■ **WHAT YOU WILL DO**
Give the number of lines containing "xlabel" in this listing, with no other words.

■ **Records from a data collection**
····················

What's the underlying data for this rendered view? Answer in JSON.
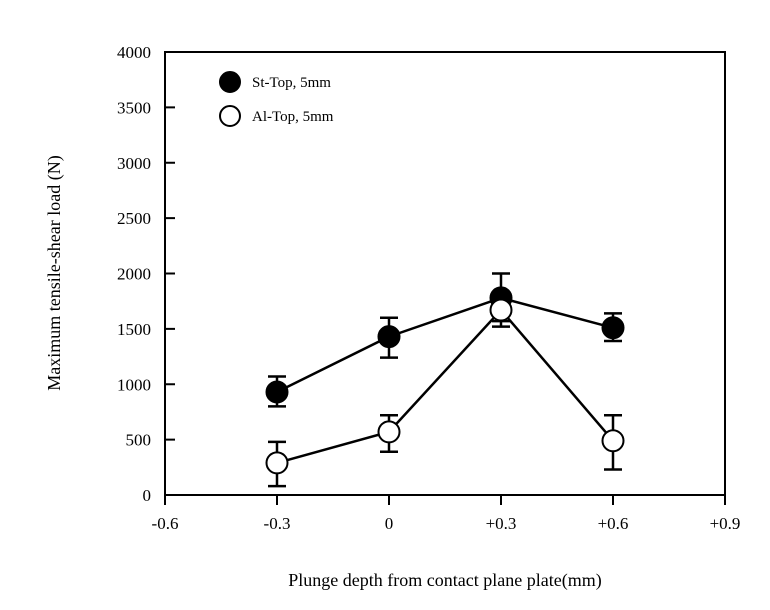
{
  "chart_data": {
    "type": "line",
    "title": "",
    "xlabel": "Plunge depth from contact plane plate(mm)",
    "ylabel": "Maximum tensile-shear load (N)",
    "xlim": [
      -0.6,
      0.9
    ],
    "ylim": [
      0,
      4000
    ],
    "x_tick_values": [
      -0.6,
      -0.3,
      0,
      0.3,
      0.6,
      0.9
    ],
    "x_tick_labels": [
      "-0.6",
      "-0.3",
      "0",
      "+0.3",
      "+0.6",
      "+0.9"
    ],
    "y_tick_values": [
      0,
      500,
      1000,
      1500,
      2000,
      2500,
      3000,
      3500,
      4000
    ],
    "y_tick_labels": [
      "0",
      "500",
      "1000",
      "1500",
      "2000",
      "2500",
      "3000",
      "3500",
      "4000"
    ],
    "grid": false,
    "legend_position": "top-left",
    "series": [
      {
        "name": "St-Top, 5mm",
        "marker": "filled-circle",
        "color": "#000000",
        "x": [
          -0.3,
          0,
          0.3,
          0.6
        ],
        "y": [
          930,
          1430,
          1780,
          1510
        ],
        "error_low": [
          800,
          1240,
          1570,
          1390
        ],
        "error_high": [
          1070,
          1600,
          2000,
          1640
        ]
      },
      {
        "name": "Al-Top, 5mm",
        "marker": "open-circle",
        "color": "#000000",
        "x": [
          -0.3,
          0,
          0.3,
          0.6
        ],
        "y": [
          290,
          570,
          1670,
          490
        ],
        "error_low": [
          80,
          390,
          1520,
          230
        ],
        "error_high": [
          480,
          720,
          1700,
          720
        ]
      }
    ]
  }
}
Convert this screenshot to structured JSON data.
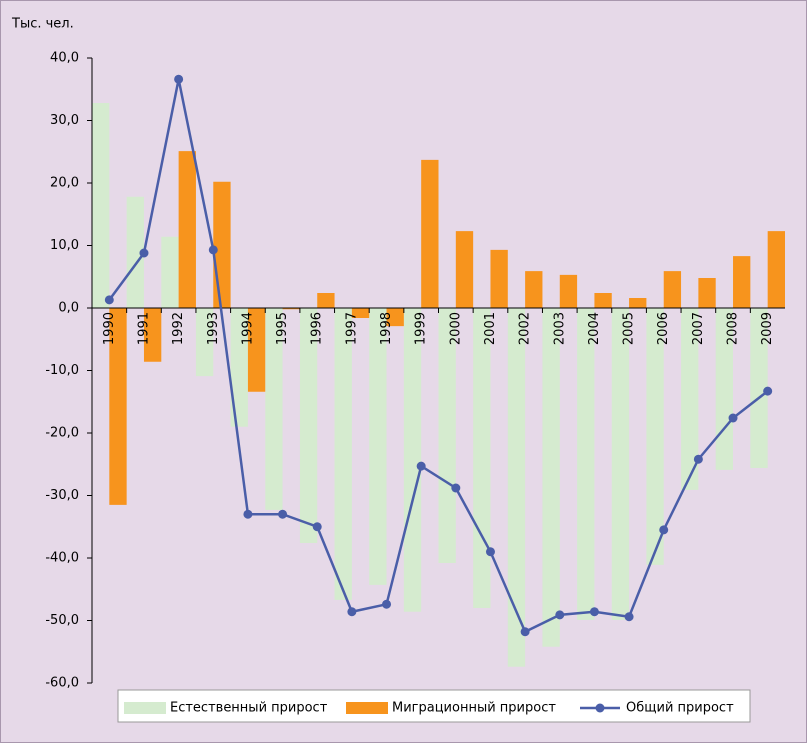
{
  "chart_data": {
    "type": "bar_line",
    "y_label": "Тыс. чел.",
    "categories": [
      "1990",
      "1991",
      "1992",
      "1993",
      "1994",
      "1995",
      "1996",
      "1997",
      "1998",
      "1999",
      "2000",
      "2001",
      "2002",
      "2003",
      "2004",
      "2005",
      "2006",
      "2007",
      "2008",
      "2009"
    ],
    "series": [
      {
        "name": "Естественный прирост",
        "type": "bar",
        "color": "#d5ebcf",
        "values": [
          32.8,
          17.8,
          11.4,
          -10.9,
          -19.0,
          -32.3,
          -37.6,
          -46.7,
          -44.3,
          -48.6,
          -40.8,
          -48.0,
          -57.4,
          -54.2,
          -49.9,
          -49.9,
          -41.1,
          -29.1,
          -25.9,
          -25.6
        ]
      },
      {
        "name": "Миграционный прирост",
        "type": "bar",
        "color": "#f7941d",
        "values": [
          -31.5,
          -8.6,
          25.1,
          20.2,
          -13.4,
          -0.2,
          2.4,
          -1.6,
          -2.9,
          23.7,
          12.3,
          9.3,
          5.9,
          5.3,
          2.4,
          1.6,
          5.9,
          4.8,
          8.3,
          12.3
        ]
      },
      {
        "name": "Общий прирост",
        "type": "line",
        "color": "#4a5ea8",
        "values": [
          1.3,
          8.8,
          36.6,
          9.3,
          -33.0,
          -33.0,
          -35.0,
          -48.6,
          -47.4,
          -25.3,
          -28.8,
          -39.0,
          -51.8,
          -49.1,
          -48.6,
          -49.4,
          -35.5,
          -24.2,
          -17.6,
          -13.3
        ]
      }
    ],
    "ylim": [
      -60,
      40
    ],
    "yticks": [
      {
        "value": -60,
        "label": "-60,0"
      },
      {
        "value": -50,
        "label": "-50,0"
      },
      {
        "value": -40,
        "label": "-40,0"
      },
      {
        "value": -30,
        "label": "-30,0"
      },
      {
        "value": -20,
        "label": "-20,0"
      },
      {
        "value": -10,
        "label": "-10,0"
      },
      {
        "value": 0,
        "label": "0,0"
      },
      {
        "value": 10,
        "label": "10,0"
      },
      {
        "value": 20,
        "label": "20,0"
      },
      {
        "value": 30,
        "label": "30,0"
      },
      {
        "value": 40,
        "label": "40,0"
      }
    ]
  }
}
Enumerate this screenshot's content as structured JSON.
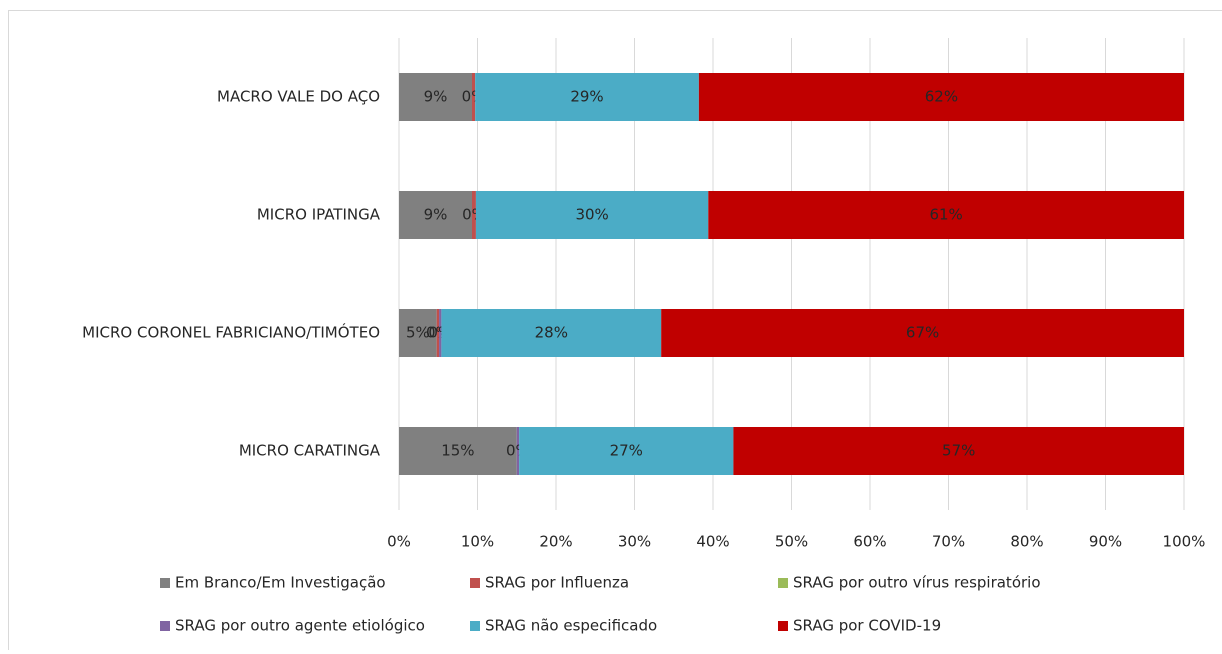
{
  "chart_data": {
    "type": "stacked_bar_horizontal",
    "categories": [
      "MACRO VALE DO AÇO",
      "MICRO IPATINGA",
      "MICRO CORONEL FABRICIANO/TIMÓTEO",
      "MICRO CARATINGA"
    ],
    "series": [
      {
        "name": "Em Branco/Em Investigação",
        "color": "#808080",
        "values": [
          9.3,
          9.3,
          4.8,
          15.0
        ],
        "value_labels": [
          "9%",
          "9%",
          "5%",
          "15%"
        ]
      },
      {
        "name": "SRAG por Influenza",
        "color": "#c0504d",
        "values": [
          0.4,
          0.5,
          0.3,
          0
        ],
        "value_labels": [
          "0%",
          "0%",
          "0%",
          null
        ]
      },
      {
        "name": "SRAG por outro vírus respiratório",
        "color": "#9bbb59",
        "values": [
          0,
          0,
          0,
          0
        ]
      },
      {
        "name": "SRAG por outro agente etiológico",
        "color": "#8064a2",
        "values": [
          0,
          0,
          0.3,
          0.3
        ],
        "value_labels": [
          null,
          null,
          "0%",
          "0%"
        ]
      },
      {
        "name": "SRAG não especificado",
        "color": "#4bacc6",
        "values": [
          28.5,
          29.6,
          28.0,
          27.3
        ],
        "value_labels": [
          "29%",
          "30%",
          "28%",
          "27%"
        ]
      },
      {
        "name": "SRAG por COVID-19",
        "color": "#c00000",
        "values": [
          61.8,
          60.6,
          66.6,
          57.4
        ],
        "value_labels": [
          "62%",
          "61%",
          "67%",
          "57%"
        ]
      }
    ],
    "xlim": [
      0,
      100
    ],
    "xticks": [
      {
        "value": 0,
        "label": "0%"
      },
      {
        "value": 10,
        "label": "10%"
      },
      {
        "value": 20,
        "label": "20%"
      },
      {
        "value": 30,
        "label": "30%"
      },
      {
        "value": 40,
        "label": "40%"
      },
      {
        "value": 50,
        "label": "50%"
      },
      {
        "value": 60,
        "label": "60%"
      },
      {
        "value": 70,
        "label": "70%"
      },
      {
        "value": 80,
        "label": "80%"
      },
      {
        "value": 90,
        "label": "90%"
      },
      {
        "value": 100,
        "label": "100%"
      }
    ],
    "grid": true,
    "legend": "bottom"
  }
}
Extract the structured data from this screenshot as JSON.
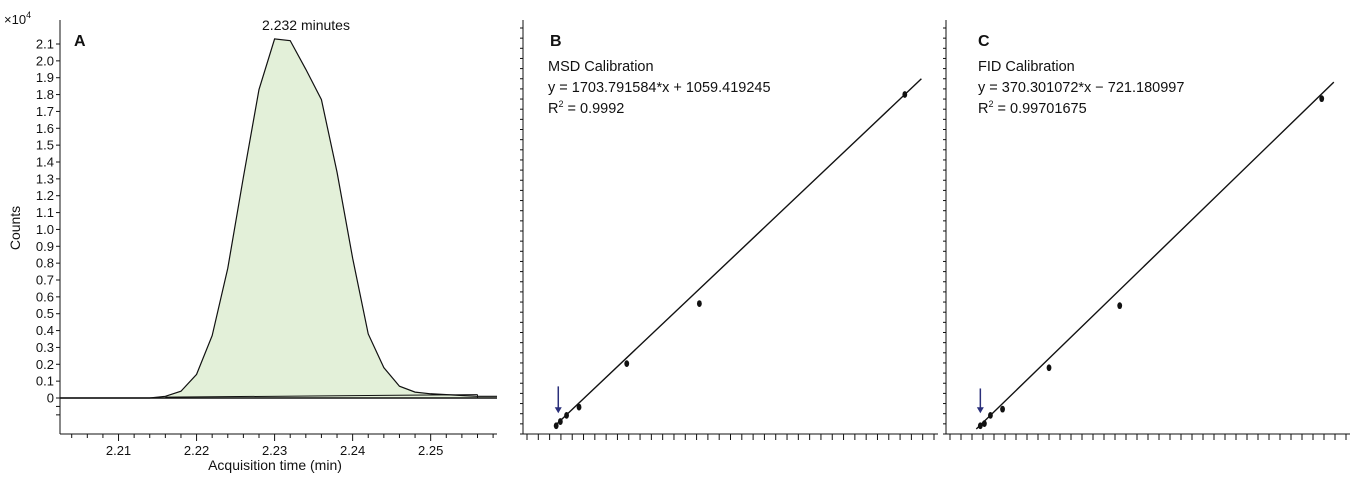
{
  "colors": {
    "peak_fill": "#e3f0d9",
    "line": "#111111",
    "arrow": "#2a2f7a"
  },
  "chart_data": [
    {
      "type": "area",
      "panel": "A",
      "annotation": "2.232 minutes",
      "ylabel": "Counts",
      "y_multiplier": "×10",
      "y_multiplier_exp": "4",
      "xlabel": "Acquisition time (min)",
      "xlim": [
        2.2025,
        2.2585
      ],
      "ylim": [
        -0.15,
        2.18
      ],
      "x_ticks": [
        2.21,
        2.22,
        2.23,
        2.24,
        2.25
      ],
      "x_tick_labels": [
        "2.21",
        "2.22",
        "2.23",
        "2.24",
        "2.25"
      ],
      "y_ticks": [
        0,
        0.1,
        0.2,
        0.3,
        0.4,
        0.5,
        0.6,
        0.7,
        0.8,
        0.9,
        1.0,
        1.1,
        1.2,
        1.3,
        1.4,
        1.5,
        1.6,
        1.7,
        1.8,
        1.9,
        2.0,
        2.1
      ],
      "y_tick_labels": [
        "0",
        "0.1",
        "0.2",
        "0.3",
        "0.4",
        "0.5",
        "0.6",
        "0.7",
        "0.8",
        "0.9",
        "1.0",
        "1.1",
        "1.2",
        "1.3",
        "1.4",
        "1.5",
        "1.6",
        "1.7",
        "1.8",
        "1.9",
        "2.0",
        "2.1"
      ],
      "x": [
        2.2025,
        2.214,
        2.216,
        2.218,
        2.22,
        2.222,
        2.224,
        2.226,
        2.228,
        2.23,
        2.232,
        2.234,
        2.236,
        2.238,
        2.24,
        2.242,
        2.244,
        2.246,
        2.248,
        2.25,
        2.252,
        2.254,
        2.256,
        2.2585
      ],
      "y": [
        0.0,
        0.0,
        0.01,
        0.04,
        0.14,
        0.37,
        0.77,
        1.31,
        1.83,
        2.13,
        2.12,
        1.95,
        1.77,
        1.34,
        0.83,
        0.38,
        0.18,
        0.07,
        0.035,
        0.025,
        0.02,
        0.015,
        0.01,
        0.01
      ],
      "baseline": {
        "x": [
          2.216,
          2.256
        ],
        "y": [
          0.005,
          0.02
        ]
      }
    },
    {
      "type": "scatter",
      "panel": "B",
      "title": "MSD Calibration",
      "eq_line1": "y = 1703.791584*x  + 1059.419245",
      "r2_base": "R",
      "r2_sup": "2",
      "r2_value": " = 0.9992",
      "xlim": [
        0,
        1
      ],
      "ylim": [
        0,
        1
      ],
      "points": [
        {
          "x": 0.08,
          "y": 0.02
        },
        {
          "x": 0.09,
          "y": 0.03
        },
        {
          "x": 0.105,
          "y": 0.045
        },
        {
          "x": 0.135,
          "y": 0.065
        },
        {
          "x": 0.25,
          "y": 0.17
        },
        {
          "x": 0.425,
          "y": 0.315
        },
        {
          "x": 0.92,
          "y": 0.82
        }
      ],
      "fit": {
        "x": [
          0.075,
          0.96
        ],
        "y": [
          0.018,
          0.858
        ]
      },
      "arrow": {
        "x": 0.085,
        "y_top": 0.115,
        "y_bottom": 0.05
      },
      "x_tick_count": 36
    },
    {
      "type": "scatter",
      "panel": "C",
      "title": "FID Calibration",
      "eq_line1": "y = 370.301072*x  − 721.180997",
      "r2_base": "R",
      "r2_sup": "2",
      "r2_value": " = 0.99701675",
      "xlim": [
        0,
        1
      ],
      "ylim": [
        0,
        1
      ],
      "points": [
        {
          "x": 0.085,
          "y": 0.02
        },
        {
          "x": 0.095,
          "y": 0.025
        },
        {
          "x": 0.11,
          "y": 0.045
        },
        {
          "x": 0.14,
          "y": 0.06
        },
        {
          "x": 0.255,
          "y": 0.16
        },
        {
          "x": 0.43,
          "y": 0.31
        },
        {
          "x": 0.93,
          "y": 0.81
        }
      ],
      "fit": {
        "x": [
          0.075,
          0.96
        ],
        "y": [
          0.012,
          0.85
        ]
      },
      "arrow": {
        "x": 0.085,
        "y_top": 0.11,
        "y_bottom": 0.05
      },
      "x_tick_count": 36
    }
  ]
}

····················

■ **THE OUTPUT**
2